--- START ---

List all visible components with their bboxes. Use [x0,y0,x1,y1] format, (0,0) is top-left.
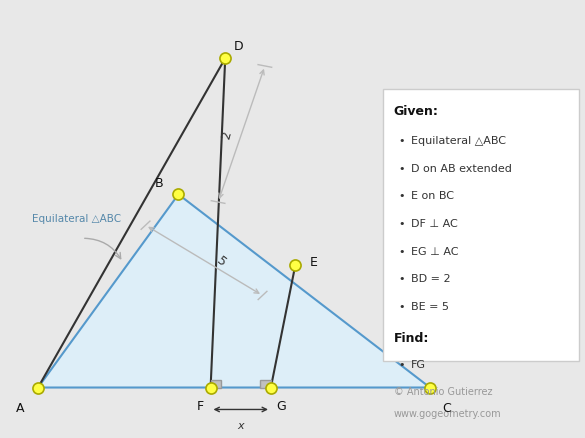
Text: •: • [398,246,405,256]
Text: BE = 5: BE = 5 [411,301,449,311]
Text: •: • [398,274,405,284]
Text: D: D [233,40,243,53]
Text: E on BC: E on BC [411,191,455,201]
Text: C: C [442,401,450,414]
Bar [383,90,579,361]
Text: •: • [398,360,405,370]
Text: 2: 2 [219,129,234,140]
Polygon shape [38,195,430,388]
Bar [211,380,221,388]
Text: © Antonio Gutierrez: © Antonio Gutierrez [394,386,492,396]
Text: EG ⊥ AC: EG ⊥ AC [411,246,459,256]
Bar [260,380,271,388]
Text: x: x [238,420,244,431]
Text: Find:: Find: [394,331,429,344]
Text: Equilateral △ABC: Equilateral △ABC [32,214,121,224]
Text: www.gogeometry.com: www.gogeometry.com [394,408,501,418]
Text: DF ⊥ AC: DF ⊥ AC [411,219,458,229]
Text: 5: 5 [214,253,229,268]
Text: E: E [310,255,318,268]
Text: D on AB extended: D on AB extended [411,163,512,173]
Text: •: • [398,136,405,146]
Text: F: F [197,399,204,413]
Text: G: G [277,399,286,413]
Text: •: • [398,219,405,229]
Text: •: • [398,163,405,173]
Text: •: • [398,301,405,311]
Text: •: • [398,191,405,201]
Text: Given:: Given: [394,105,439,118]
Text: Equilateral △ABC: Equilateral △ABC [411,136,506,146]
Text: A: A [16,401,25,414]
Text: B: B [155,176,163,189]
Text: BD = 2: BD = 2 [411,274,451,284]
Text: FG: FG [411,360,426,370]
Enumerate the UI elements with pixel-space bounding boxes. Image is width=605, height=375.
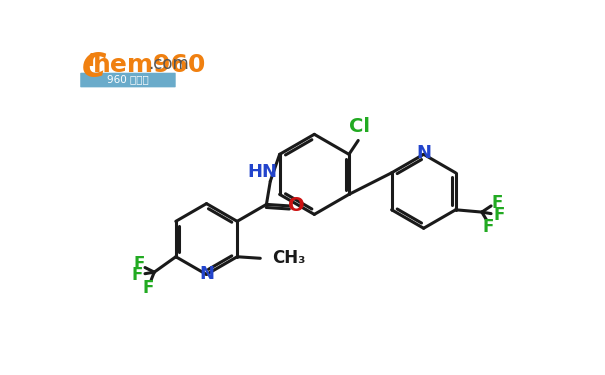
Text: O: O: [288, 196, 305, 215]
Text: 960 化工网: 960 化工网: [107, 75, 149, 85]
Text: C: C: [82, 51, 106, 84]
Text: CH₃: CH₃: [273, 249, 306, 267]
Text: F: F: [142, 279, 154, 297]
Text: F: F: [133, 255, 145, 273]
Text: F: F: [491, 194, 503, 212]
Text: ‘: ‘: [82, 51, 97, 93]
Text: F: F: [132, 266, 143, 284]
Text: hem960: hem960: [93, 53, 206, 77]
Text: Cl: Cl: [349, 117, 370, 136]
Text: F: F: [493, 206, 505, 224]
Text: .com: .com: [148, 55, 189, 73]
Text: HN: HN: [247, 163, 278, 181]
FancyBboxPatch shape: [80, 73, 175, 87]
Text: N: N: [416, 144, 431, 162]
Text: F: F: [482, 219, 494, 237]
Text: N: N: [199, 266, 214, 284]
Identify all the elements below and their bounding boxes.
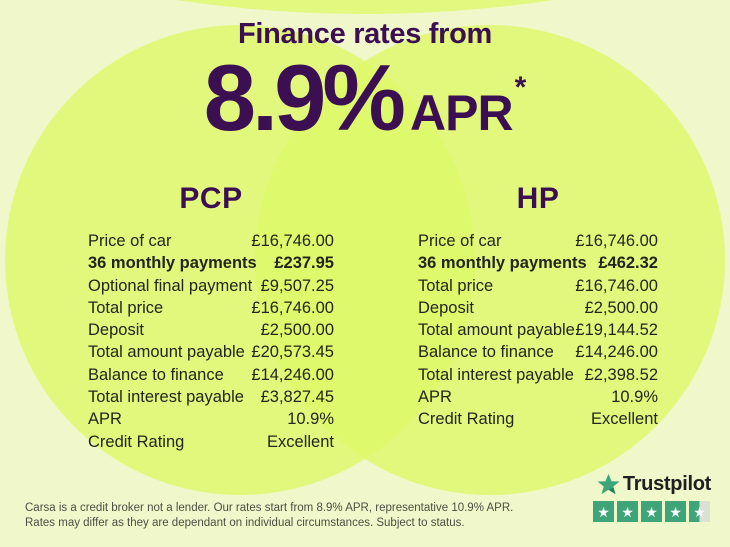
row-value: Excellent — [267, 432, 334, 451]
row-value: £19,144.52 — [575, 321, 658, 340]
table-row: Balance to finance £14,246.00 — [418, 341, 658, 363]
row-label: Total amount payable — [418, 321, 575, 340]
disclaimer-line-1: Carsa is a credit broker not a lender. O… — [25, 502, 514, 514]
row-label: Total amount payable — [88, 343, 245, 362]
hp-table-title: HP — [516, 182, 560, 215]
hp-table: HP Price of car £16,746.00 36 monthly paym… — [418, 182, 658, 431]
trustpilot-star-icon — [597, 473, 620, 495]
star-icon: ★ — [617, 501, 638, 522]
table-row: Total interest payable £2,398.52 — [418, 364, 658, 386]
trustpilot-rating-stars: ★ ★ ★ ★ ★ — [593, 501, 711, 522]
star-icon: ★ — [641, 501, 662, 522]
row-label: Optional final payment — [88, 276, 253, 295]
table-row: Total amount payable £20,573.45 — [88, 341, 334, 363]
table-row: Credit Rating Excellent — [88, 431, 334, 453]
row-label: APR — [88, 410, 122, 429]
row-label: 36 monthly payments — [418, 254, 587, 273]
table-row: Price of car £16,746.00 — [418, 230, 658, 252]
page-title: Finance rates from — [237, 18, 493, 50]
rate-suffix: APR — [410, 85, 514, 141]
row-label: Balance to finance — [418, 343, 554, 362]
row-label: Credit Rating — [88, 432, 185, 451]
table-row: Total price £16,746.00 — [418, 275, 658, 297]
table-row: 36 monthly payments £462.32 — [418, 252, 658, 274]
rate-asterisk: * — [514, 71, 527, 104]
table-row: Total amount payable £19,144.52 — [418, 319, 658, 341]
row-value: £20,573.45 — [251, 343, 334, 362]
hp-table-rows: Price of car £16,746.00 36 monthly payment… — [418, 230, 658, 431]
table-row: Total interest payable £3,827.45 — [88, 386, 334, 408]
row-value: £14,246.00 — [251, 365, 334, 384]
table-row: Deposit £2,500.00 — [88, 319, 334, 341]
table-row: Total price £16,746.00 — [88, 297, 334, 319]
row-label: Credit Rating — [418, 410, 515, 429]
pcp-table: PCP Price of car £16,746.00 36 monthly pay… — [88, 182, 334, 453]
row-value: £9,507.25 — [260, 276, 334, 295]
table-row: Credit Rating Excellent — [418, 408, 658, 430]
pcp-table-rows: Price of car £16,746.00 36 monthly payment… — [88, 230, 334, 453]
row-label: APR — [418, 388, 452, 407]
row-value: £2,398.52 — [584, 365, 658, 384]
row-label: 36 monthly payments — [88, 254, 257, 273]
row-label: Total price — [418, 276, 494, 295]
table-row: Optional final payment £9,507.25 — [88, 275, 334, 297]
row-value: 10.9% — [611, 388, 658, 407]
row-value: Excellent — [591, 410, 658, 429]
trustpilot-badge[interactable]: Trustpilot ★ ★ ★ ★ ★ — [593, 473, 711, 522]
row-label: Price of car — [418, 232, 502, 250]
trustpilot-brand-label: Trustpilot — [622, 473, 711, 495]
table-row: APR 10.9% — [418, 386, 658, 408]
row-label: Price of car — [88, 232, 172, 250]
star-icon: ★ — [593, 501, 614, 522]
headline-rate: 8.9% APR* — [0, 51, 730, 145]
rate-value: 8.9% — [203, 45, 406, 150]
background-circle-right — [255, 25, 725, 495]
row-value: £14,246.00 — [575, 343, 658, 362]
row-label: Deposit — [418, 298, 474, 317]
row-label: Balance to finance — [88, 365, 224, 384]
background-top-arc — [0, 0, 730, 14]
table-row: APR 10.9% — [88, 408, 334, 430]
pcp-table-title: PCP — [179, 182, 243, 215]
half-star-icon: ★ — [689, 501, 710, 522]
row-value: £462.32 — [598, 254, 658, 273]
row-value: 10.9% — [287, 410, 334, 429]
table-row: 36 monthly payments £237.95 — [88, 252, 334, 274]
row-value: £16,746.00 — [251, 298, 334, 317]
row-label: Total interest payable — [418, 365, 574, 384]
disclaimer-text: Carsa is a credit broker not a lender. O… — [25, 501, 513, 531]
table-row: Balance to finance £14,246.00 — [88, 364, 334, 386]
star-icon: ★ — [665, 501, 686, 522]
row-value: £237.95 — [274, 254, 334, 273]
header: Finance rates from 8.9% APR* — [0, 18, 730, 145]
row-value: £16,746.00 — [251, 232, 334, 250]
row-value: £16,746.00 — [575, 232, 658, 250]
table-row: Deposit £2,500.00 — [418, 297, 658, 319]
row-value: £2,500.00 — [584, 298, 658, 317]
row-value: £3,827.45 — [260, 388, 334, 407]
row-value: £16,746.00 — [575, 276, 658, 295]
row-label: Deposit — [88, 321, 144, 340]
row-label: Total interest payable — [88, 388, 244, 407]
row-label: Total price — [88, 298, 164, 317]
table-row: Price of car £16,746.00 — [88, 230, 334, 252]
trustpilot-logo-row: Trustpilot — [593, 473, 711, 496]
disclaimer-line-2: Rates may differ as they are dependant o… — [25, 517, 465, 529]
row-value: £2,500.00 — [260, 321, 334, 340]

--- END ---

Rewrite all the records with "Enumerate" replaced by "Itemize", changing nothing else, and leave out the pictures.

● **Correct answer**:
List all visible components with their bboxes. Use [x0,y0,x1,y1] format, (0,0) is top-left.
Text: •: • [398,246,405,256]
Text: BE = 5: BE = 5 [411,301,449,311]
Text: •: • [398,274,405,284]
Text: D: D [233,40,243,53]
Text: E on BC: E on BC [411,191,455,201]
Text: C: C [442,401,450,414]
Bar [383,90,579,361]
Text: •: • [398,360,405,370]
Text: 2: 2 [219,129,234,140]
Polygon shape [38,195,430,388]
Bar [211,380,221,388]
Text: © Antonio Gutierrez: © Antonio Gutierrez [394,386,492,396]
Text: EG ⊥ AC: EG ⊥ AC [411,246,459,256]
Bar [260,380,271,388]
Text: x: x [238,420,244,431]
Text: Find:: Find: [394,331,429,344]
Text: Equilateral △ABC: Equilateral △ABC [32,214,121,224]
Text: www.gogeometry.com: www.gogeometry.com [394,408,501,418]
Text: DF ⊥ AC: DF ⊥ AC [411,219,458,229]
Text: 5: 5 [214,253,229,268]
Text: E: E [310,255,318,268]
Text: D on AB extended: D on AB extended [411,163,512,173]
Text: •: • [398,136,405,146]
Text: F: F [197,399,204,413]
Text: G: G [277,399,286,413]
Text: •: • [398,219,405,229]
Text: •: • [398,163,405,173]
Text: •: • [398,301,405,311]
Text: •: • [398,191,405,201]
Text: Given:: Given: [394,105,439,118]
Text: Equilateral △ABC: Equilateral △ABC [411,136,506,146]
Text: A: A [16,401,25,414]
Text: B: B [155,176,163,189]
Text: BD = 2: BD = 2 [411,274,451,284]
Text: FG: FG [411,360,426,370]
Itemize the UI elements with pixel-space bounding boxes. Image is width=605, height=375.
Text: O: O: [288, 196, 305, 215]
Text: 960 化工网: 960 化工网: [107, 75, 149, 85]
Text: C: C: [82, 51, 106, 84]
Text: CH₃: CH₃: [273, 249, 306, 267]
Text: F: F: [142, 279, 154, 297]
Text: F: F: [133, 255, 145, 273]
Text: F: F: [491, 194, 503, 212]
Text: ‘: ‘: [82, 51, 97, 93]
Text: F: F: [132, 266, 143, 284]
Text: hem960: hem960: [93, 53, 206, 77]
Text: Cl: Cl: [349, 117, 370, 136]
Text: F: F: [493, 206, 505, 224]
Text: .com: .com: [148, 55, 189, 73]
Text: HN: HN: [247, 163, 278, 181]
FancyBboxPatch shape: [80, 73, 175, 87]
Text: N: N: [416, 144, 431, 162]
Text: F: F: [482, 219, 494, 237]
Text: N: N: [199, 266, 214, 284]
Identify all the elements below and their bounding boxes.
row-value: Excellent — [267, 432, 334, 451]
row-value: £19,144.52 — [575, 321, 658, 340]
table-row: Balance to finance £14,246.00 — [418, 341, 658, 363]
row-label: Total amount payable — [418, 321, 575, 340]
disclaimer-line-1: Carsa is a credit broker not a lender. O… — [25, 502, 514, 514]
row-label: Total amount payable — [88, 343, 245, 362]
hp-table-title: HP — [516, 182, 560, 215]
hp-table: HP Price of car £16,746.00 36 monthly paym… — [418, 182, 658, 431]
trustpilot-star-icon — [597, 473, 620, 495]
star-icon: ★ — [617, 501, 638, 522]
table-row: Total interest payable £2,398.52 — [418, 364, 658, 386]
trustpilot-rating-stars: ★ ★ ★ ★ ★ — [593, 501, 711, 522]
star-icon: ★ — [641, 501, 662, 522]
row-label: Optional final payment — [88, 276, 253, 295]
table-row: Total amount payable £20,573.45 — [88, 341, 334, 363]
table-row: Credit Rating Excellent — [88, 431, 334, 453]
row-label: APR — [88, 410, 122, 429]
row-label: 36 monthly payments — [418, 254, 587, 273]
table-row: Price of car £16,746.00 — [418, 230, 658, 252]
page-title: Finance rates from — [237, 18, 493, 50]
rate-suffix: APR — [410, 85, 514, 141]
row-label: Balance to finance — [418, 343, 554, 362]
row-label: Credit Rating — [88, 432, 185, 451]
table-row: Total price £16,746.00 — [418, 275, 658, 297]
table-row: 36 monthly payments £462.32 — [418, 252, 658, 274]
rate-asterisk: * — [514, 71, 527, 104]
table-row: Total amount payable £19,144.52 — [418, 319, 658, 341]
row-value: £20,573.45 — [251, 343, 334, 362]
hp-table-rows: Price of car £16,746.00 36 monthly payment… — [418, 230, 658, 431]
table-row: Total interest payable £3,827.45 — [88, 386, 334, 408]
row-value: £14,246.00 — [251, 365, 334, 384]
table-row: Deposit £2,500.00 — [88, 319, 334, 341]
table-row: Total price £16,746.00 — [88, 297, 334, 319]
row-label: Credit Rating — [418, 410, 515, 429]
pcp-table: PCP Price of car £16,746.00 36 monthly pay… — [88, 182, 334, 453]
row-value: £9,507.25 — [260, 276, 334, 295]
table-row: Credit Rating Excellent — [418, 408, 658, 430]
pcp-table-rows: Price of car £16,746.00 36 monthly payment… — [88, 230, 334, 453]
row-label: APR — [418, 388, 452, 407]
row-value: £2,398.52 — [584, 365, 658, 384]
row-label: 36 monthly payments — [88, 254, 257, 273]
row-label: Total price — [418, 276, 494, 295]
table-row: Optional final payment £9,507.25 — [88, 275, 334, 297]
row-value: 10.9% — [611, 388, 658, 407]
row-value: Excellent — [591, 410, 658, 429]
trustpilot-badge[interactable]: Trustpilot ★ ★ ★ ★ ★ — [593, 473, 711, 522]
row-label: Price of car — [418, 232, 502, 250]
trustpilot-brand-label: Trustpilot — [622, 473, 711, 495]
table-row: APR 10.9% — [418, 386, 658, 408]
row-label: Price of car — [88, 232, 172, 250]
star-icon: ★ — [593, 501, 614, 522]
headline-rate: 8.9% APR* — [0, 51, 730, 145]
rate-value: 8.9% — [203, 45, 406, 150]
background-circle-right — [255, 25, 725, 495]
row-value: £14,246.00 — [575, 343, 658, 362]
row-label: Deposit — [418, 298, 474, 317]
row-label: Balance to finance — [88, 365, 224, 384]
background-top-arc — [0, 0, 730, 14]
table-row: APR 10.9% — [88, 408, 334, 430]
pcp-table-title: PCP — [179, 182, 243, 215]
half-star-icon: ★ — [689, 501, 710, 522]
row-value: £462.32 — [598, 254, 658, 273]
row-value: 10.9% — [287, 410, 334, 429]
table-row: 36 monthly payments £237.95 — [88, 252, 334, 274]
row-value: £16,746.00 — [251, 298, 334, 317]
row-label: Total interest payable — [418, 365, 574, 384]
disclaimer-text: Carsa is a credit broker not a lender. O… — [25, 501, 513, 531]
table-row: Balance to finance £14,246.00 — [88, 364, 334, 386]
star-icon: ★ — [665, 501, 686, 522]
row-value: £237.95 — [274, 254, 334, 273]
header: Finance rates from 8.9% APR* — [0, 18, 730, 145]
row-value: £16,746.00 — [251, 232, 334, 250]
row-value: £16,746.00 — [575, 232, 658, 250]
table-row: Deposit £2,500.00 — [418, 297, 658, 319]
row-value: £2,500.00 — [584, 298, 658, 317]
row-value: £3,827.45 — [260, 388, 334, 407]
row-value: £16,746.00 — [575, 276, 658, 295]
row-label: Deposit — [88, 321, 144, 340]
row-label: Total interest payable — [88, 388, 244, 407]
row-label: Total price — [88, 298, 164, 317]
table-row: Price of car £16,746.00 — [88, 230, 334, 252]
trustpilot-logo-row: Trustpilot — [593, 473, 711, 496]
disclaimer-line-2: Rates may differ as they are dependant o… — [25, 517, 465, 529]
row-value: £2,500.00 — [260, 321, 334, 340]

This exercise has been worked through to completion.